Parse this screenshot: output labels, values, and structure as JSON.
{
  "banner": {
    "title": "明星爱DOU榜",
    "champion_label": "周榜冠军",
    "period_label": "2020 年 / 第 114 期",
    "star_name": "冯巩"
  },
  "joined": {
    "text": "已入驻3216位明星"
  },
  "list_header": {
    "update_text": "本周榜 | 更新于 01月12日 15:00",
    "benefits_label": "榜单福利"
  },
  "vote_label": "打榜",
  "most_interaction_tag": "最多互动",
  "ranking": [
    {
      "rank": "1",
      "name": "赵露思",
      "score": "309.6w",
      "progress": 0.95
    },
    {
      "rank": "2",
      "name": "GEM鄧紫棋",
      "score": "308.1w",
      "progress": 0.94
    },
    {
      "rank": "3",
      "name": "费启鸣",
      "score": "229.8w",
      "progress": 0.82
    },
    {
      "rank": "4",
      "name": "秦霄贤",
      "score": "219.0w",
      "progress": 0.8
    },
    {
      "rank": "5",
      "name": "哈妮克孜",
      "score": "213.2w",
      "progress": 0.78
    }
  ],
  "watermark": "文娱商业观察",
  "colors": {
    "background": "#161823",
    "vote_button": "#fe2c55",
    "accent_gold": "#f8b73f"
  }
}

+ + + +

■ What you need to do
Write out the full listing exactly as given.

■ Solution for this exercise
Parse this screenshot: output labels, values, and structure as JSON.
{
  "banner": {
    "title": "明星爱DOU榜",
    "champion_label": "周榜冠军",
    "period_label": "2020 年 / 第 114 期",
    "star_name": "冯巩"
  },
  "joined": {
    "text": "已入驻3216位明星"
  },
  "list_header": {
    "update_text": "本周榜 | 更新于 01月12日 15:00",
    "benefits_label": "榜单福利"
  },
  "vote_label": "打榜",
  "most_interaction_tag": "最多互动",
  "ranking": [
    {
      "rank": "1",
      "name": "赵露思",
      "score": "309.6w",
      "progress": 0.95
    },
    {
      "rank": "2",
      "name": "GEM鄧紫棋",
      "score": "308.1w",
      "progress": 0.94
    },
    {
      "rank": "3",
      "name": "费启鸣",
      "score": "229.8w",
      "progress": 0.82
    },
    {
      "rank": "4",
      "name": "秦霄贤",
      "score": "219.0w",
      "progress": 0.8
    },
    {
      "rank": "5",
      "name": "哈妮克孜",
      "score": "213.2w",
      "progress": 0.78
    }
  ],
  "watermark": "文娱商业观察",
  "colors": {
    "background": "#161823",
    "vote_button": "#fe2c55",
    "accent_gold": "#f8b73f"
  }
}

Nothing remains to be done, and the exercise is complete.